[INFORMATION SHOWN]
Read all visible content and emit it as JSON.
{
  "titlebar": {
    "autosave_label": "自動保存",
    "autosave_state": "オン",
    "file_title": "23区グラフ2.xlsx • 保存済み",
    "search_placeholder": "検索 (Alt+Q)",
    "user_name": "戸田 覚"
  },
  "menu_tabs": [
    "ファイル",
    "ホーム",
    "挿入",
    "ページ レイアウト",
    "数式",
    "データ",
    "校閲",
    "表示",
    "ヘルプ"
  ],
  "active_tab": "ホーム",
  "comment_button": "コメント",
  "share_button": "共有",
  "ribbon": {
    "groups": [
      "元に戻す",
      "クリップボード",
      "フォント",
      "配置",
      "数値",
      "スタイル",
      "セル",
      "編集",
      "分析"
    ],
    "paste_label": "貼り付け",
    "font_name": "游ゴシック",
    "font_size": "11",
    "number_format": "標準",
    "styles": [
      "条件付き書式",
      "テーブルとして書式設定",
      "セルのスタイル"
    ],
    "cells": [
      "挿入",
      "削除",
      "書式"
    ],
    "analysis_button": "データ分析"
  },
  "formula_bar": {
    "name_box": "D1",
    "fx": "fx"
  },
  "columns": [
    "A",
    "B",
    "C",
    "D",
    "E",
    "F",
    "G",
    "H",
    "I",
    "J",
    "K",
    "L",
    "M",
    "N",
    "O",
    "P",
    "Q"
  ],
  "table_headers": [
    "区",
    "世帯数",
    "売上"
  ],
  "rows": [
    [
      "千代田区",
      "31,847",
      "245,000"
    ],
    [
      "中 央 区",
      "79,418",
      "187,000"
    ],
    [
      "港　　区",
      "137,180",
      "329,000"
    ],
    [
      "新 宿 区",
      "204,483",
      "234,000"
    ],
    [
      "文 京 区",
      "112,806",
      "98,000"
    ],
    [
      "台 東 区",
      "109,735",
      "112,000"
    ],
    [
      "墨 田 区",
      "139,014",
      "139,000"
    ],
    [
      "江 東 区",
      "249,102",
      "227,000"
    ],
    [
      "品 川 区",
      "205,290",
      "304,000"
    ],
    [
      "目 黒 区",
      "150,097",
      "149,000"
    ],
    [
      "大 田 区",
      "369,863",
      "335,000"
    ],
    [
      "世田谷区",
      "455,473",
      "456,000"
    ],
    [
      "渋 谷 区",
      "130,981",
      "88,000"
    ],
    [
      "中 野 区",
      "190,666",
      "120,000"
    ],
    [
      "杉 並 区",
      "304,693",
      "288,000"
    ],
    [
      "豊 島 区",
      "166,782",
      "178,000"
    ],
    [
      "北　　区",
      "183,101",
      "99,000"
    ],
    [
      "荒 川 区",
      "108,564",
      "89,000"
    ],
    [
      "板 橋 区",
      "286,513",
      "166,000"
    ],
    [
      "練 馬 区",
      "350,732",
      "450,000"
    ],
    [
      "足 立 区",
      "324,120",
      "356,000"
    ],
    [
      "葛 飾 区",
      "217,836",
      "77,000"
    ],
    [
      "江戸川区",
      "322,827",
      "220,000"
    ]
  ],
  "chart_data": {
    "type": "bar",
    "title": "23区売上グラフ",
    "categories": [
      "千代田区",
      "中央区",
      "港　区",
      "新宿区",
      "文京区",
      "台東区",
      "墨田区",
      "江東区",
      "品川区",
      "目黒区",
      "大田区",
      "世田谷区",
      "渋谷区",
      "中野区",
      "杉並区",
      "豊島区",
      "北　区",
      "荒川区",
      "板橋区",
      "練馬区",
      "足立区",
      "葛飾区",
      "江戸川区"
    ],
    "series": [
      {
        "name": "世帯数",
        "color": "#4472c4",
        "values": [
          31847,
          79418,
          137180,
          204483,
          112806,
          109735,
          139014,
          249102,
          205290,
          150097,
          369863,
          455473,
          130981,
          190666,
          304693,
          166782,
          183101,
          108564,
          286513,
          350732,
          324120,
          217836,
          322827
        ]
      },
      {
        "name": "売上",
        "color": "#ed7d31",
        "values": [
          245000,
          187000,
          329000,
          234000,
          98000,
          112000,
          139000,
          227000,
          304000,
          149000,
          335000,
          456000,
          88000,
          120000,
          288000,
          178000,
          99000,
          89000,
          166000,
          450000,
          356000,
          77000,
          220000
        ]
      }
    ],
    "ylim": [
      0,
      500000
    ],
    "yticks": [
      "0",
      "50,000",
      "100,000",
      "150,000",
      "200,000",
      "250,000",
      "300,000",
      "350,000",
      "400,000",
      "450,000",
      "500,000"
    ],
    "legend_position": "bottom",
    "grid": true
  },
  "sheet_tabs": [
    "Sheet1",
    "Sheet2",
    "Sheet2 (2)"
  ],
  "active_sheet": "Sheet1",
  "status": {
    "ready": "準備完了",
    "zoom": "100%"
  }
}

[TASK REQUIREMENTS]
Each line must be given again exactly as written above.

[FINAL RESULT]
Read all visible content and emit it as JSON.
{
  "titlebar": {
    "autosave_label": "自動保存",
    "autosave_state": "オン",
    "file_title": "23区グラフ2.xlsx • 保存済み",
    "search_placeholder": "検索 (Alt+Q)",
    "user_name": "戸田 覚"
  },
  "menu_tabs": [
    "ファイル",
    "ホーム",
    "挿入",
    "ページ レイアウト",
    "数式",
    "データ",
    "校閲",
    "表示",
    "ヘルプ"
  ],
  "active_tab": "ホーム",
  "comment_button": "コメント",
  "share_button": "共有",
  "ribbon": {
    "groups": [
      "元に戻す",
      "クリップボード",
      "フォント",
      "配置",
      "数値",
      "スタイル",
      "セル",
      "編集",
      "分析"
    ],
    "paste_label": "貼り付け",
    "font_name": "游ゴシック",
    "font_size": "11",
    "number_format": "標準",
    "styles": [
      "条件付き書式",
      "テーブルとして書式設定",
      "セルのスタイル"
    ],
    "cells": [
      "挿入",
      "削除",
      "書式"
    ],
    "analysis_button": "データ分析"
  },
  "formula_bar": {
    "name_box": "D1",
    "fx": "fx"
  },
  "columns": [
    "A",
    "B",
    "C",
    "D",
    "E",
    "F",
    "G",
    "H",
    "I",
    "J",
    "K",
    "L",
    "M",
    "N",
    "O",
    "P",
    "Q"
  ],
  "table_headers": [
    "区",
    "世帯数",
    "売上"
  ],
  "rows": [
    [
      "千代田区",
      "31,847",
      "245,000"
    ],
    [
      "中 央 区",
      "79,418",
      "187,000"
    ],
    [
      "港　　区",
      "137,180",
      "329,000"
    ],
    [
      "新 宿 区",
      "204,483",
      "234,000"
    ],
    [
      "文 京 区",
      "112,806",
      "98,000"
    ],
    [
      "台 東 区",
      "109,735",
      "112,000"
    ],
    [
      "墨 田 区",
      "139,014",
      "139,000"
    ],
    [
      "江 東 区",
      "249,102",
      "227,000"
    ],
    [
      "品 川 区",
      "205,290",
      "304,000"
    ],
    [
      "目 黒 区",
      "150,097",
      "149,000"
    ],
    [
      "大 田 区",
      "369,863",
      "335,000"
    ],
    [
      "世田谷区",
      "455,473",
      "456,000"
    ],
    [
      "渋 谷 区",
      "130,981",
      "88,000"
    ],
    [
      "中 野 区",
      "190,666",
      "120,000"
    ],
    [
      "杉 並 区",
      "304,693",
      "288,000"
    ],
    [
      "豊 島 区",
      "166,782",
      "178,000"
    ],
    [
      "北　　区",
      "183,101",
      "99,000"
    ],
    [
      "荒 川 区",
      "108,564",
      "89,000"
    ],
    [
      "板 橋 区",
      "286,513",
      "166,000"
    ],
    [
      "練 馬 区",
      "350,732",
      "450,000"
    ],
    [
      "足 立 区",
      "324,120",
      "356,000"
    ],
    [
      "葛 飾 区",
      "217,836",
      "77,000"
    ],
    [
      "江戸川区",
      "322,827",
      "220,000"
    ]
  ],
  "chart_data": {
    "type": "bar",
    "title": "23区売上グラフ",
    "categories": [
      "千代田区",
      "中央区",
      "港　区",
      "新宿区",
      "文京区",
      "台東区",
      "墨田区",
      "江東区",
      "品川区",
      "目黒区",
      "大田区",
      "世田谷区",
      "渋谷区",
      "中野区",
      "杉並区",
      "豊島区",
      "北　区",
      "荒川区",
      "板橋区",
      "練馬区",
      "足立区",
      "葛飾区",
      "江戸川区"
    ],
    "series": [
      {
        "name": "世帯数",
        "color": "#4472c4",
        "values": [
          31847,
          79418,
          137180,
          204483,
          112806,
          109735,
          139014,
          249102,
          205290,
          150097,
          369863,
          455473,
          130981,
          190666,
          304693,
          166782,
          183101,
          108564,
          286513,
          350732,
          324120,
          217836,
          322827
        ]
      },
      {
        "name": "売上",
        "color": "#ed7d31",
        "values": [
          245000,
          187000,
          329000,
          234000,
          98000,
          112000,
          139000,
          227000,
          304000,
          149000,
          335000,
          456000,
          88000,
          120000,
          288000,
          178000,
          99000,
          89000,
          166000,
          450000,
          356000,
          77000,
          220000
        ]
      }
    ],
    "ylim": [
      0,
      500000
    ],
    "yticks": [
      "0",
      "50,000",
      "100,000",
      "150,000",
      "200,000",
      "250,000",
      "300,000",
      "350,000",
      "400,000",
      "450,000",
      "500,000"
    ],
    "legend_position": "bottom",
    "grid": true
  },
  "sheet_tabs": [
    "Sheet1",
    "Sheet2",
    "Sheet2 (2)"
  ],
  "active_sheet": "Sheet1",
  "status": {
    "ready": "準備完了",
    "zoom": "100%"
  }
}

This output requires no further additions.